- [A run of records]
************
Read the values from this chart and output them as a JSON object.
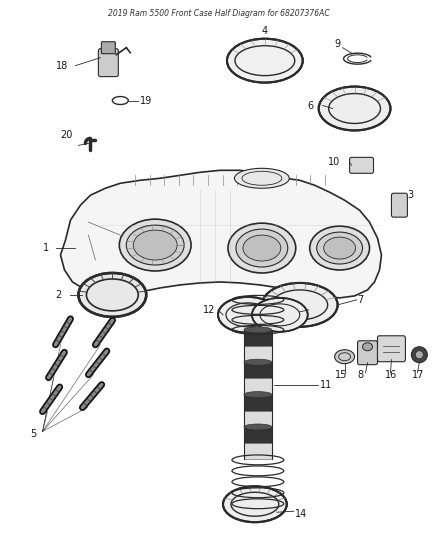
{
  "title": "2019 Ram 5500 Front Case Half Diagram for 68207376AC",
  "bg_color": "#ffffff",
  "line_color": "#2a2a2a",
  "text_color": "#1a1a1a",
  "label_fontsize": 7.0,
  "lw": 0.9
}
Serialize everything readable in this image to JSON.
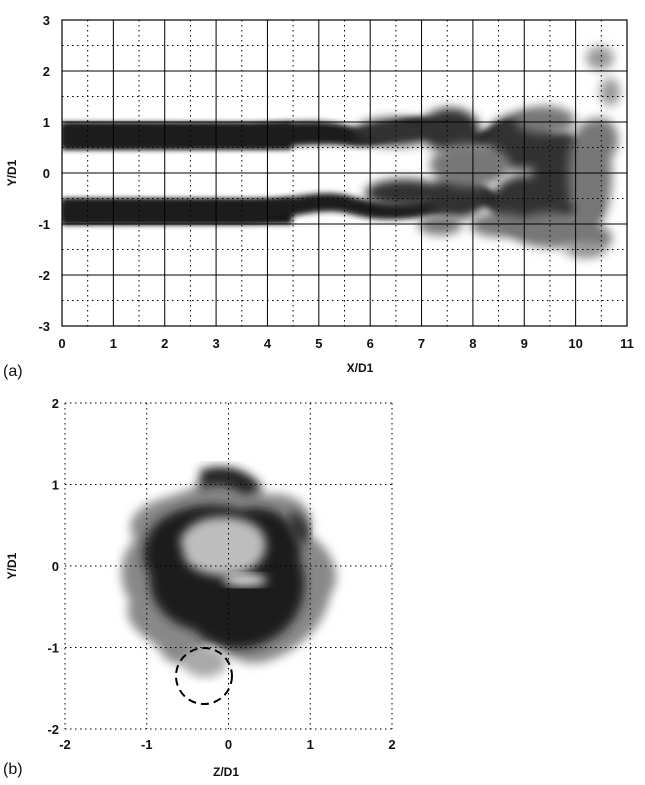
{
  "figure": {
    "panel_a_label": "(a)",
    "panel_b_label": "(b)"
  },
  "chart_data": [
    {
      "type": "heatmap",
      "panel": "(a)",
      "title": "",
      "xlabel": "X/D1",
      "ylabel": "Y/D1",
      "xlim": [
        0,
        11
      ],
      "ylim": [
        -3,
        3
      ],
      "x_ticks": [
        0,
        1,
        2,
        3,
        4,
        5,
        6,
        7,
        8,
        9,
        10,
        11
      ],
      "y_ticks": [
        -3,
        -2,
        -1,
        0,
        1,
        2,
        3
      ],
      "grid": "solid major lines every 1 unit, dotted minor lines every 0.5 unit",
      "colormap": "grayscale, black = high concentration",
      "features": {
        "jet_centers_y": [
          0.75,
          -0.75
        ],
        "laminar_until_x": 4,
        "instability_onset_x": 5,
        "breakdown_x": 9,
        "field_end_x": 10.7
      }
    },
    {
      "type": "heatmap",
      "panel": "(b)",
      "title": "",
      "xlabel": "Z/D1",
      "ylabel": "Y/D1",
      "xlim": [
        -2,
        2
      ],
      "ylim": [
        -2,
        2
      ],
      "x_ticks": [
        -2,
        -1,
        0,
        1,
        2
      ],
      "y_ticks": [
        -2,
        -1,
        0,
        1,
        2
      ],
      "grid": "dotted lines every 1 unit",
      "colormap": "grayscale, black = high concentration",
      "annotation": "dashed circle centered near (Z=-0.3, Y=-1.35)"
    }
  ]
}
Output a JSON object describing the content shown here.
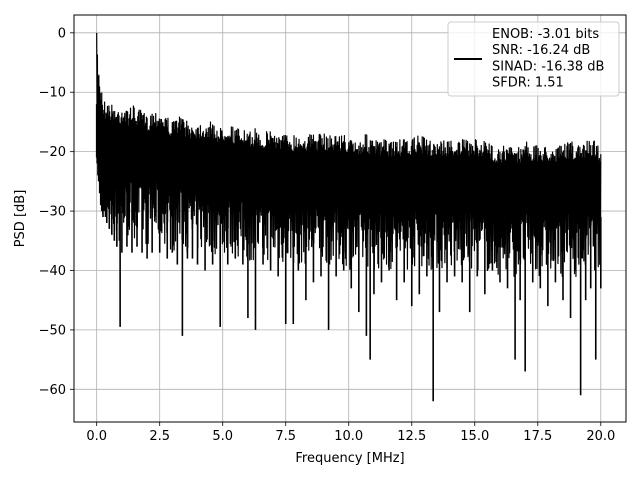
************
- [SHORT EXERCISE] Each entry shown above must be quoted exactly, with its pictures left out.

- [WRITTEN ANSWER]
Read the values from this chart and output them as a JSON object.
{
  "title": "2019 Ram 5500 Front Case Half Diagram for 68207376AC",
  "bg_color": "#ffffff",
  "line_color": "#2a2a2a",
  "text_color": "#1a1a1a",
  "label_fontsize": 7.0,
  "lw": 0.9
}
Serialize everything readable in this image to JSON.
{
  "figure": {
    "panel_a_label": "(a)",
    "panel_b_label": "(b)"
  },
  "chart_data": [
    {
      "type": "heatmap",
      "panel": "(a)",
      "title": "",
      "xlabel": "X/D1",
      "ylabel": "Y/D1",
      "xlim": [
        0,
        11
      ],
      "ylim": [
        -3,
        3
      ],
      "x_ticks": [
        0,
        1,
        2,
        3,
        4,
        5,
        6,
        7,
        8,
        9,
        10,
        11
      ],
      "y_ticks": [
        -3,
        -2,
        -1,
        0,
        1,
        2,
        3
      ],
      "grid": "solid major lines every 1 unit, dotted minor lines every 0.5 unit",
      "colormap": "grayscale, black = high concentration",
      "features": {
        "jet_centers_y": [
          0.75,
          -0.75
        ],
        "laminar_until_x": 4,
        "instability_onset_x": 5,
        "breakdown_x": 9,
        "field_end_x": 10.7
      }
    },
    {
      "type": "heatmap",
      "panel": "(b)",
      "title": "",
      "xlabel": "Z/D1",
      "ylabel": "Y/D1",
      "xlim": [
        -2,
        2
      ],
      "ylim": [
        -2,
        2
      ],
      "x_ticks": [
        -2,
        -1,
        0,
        1,
        2
      ],
      "y_ticks": [
        -2,
        -1,
        0,
        1,
        2
      ],
      "grid": "dotted lines every 1 unit",
      "colormap": "grayscale, black = high concentration",
      "annotation": "dashed circle centered near (Z=-0.3, Y=-1.35)"
    }
  ]
}
Output a JSON object describing the content shown here.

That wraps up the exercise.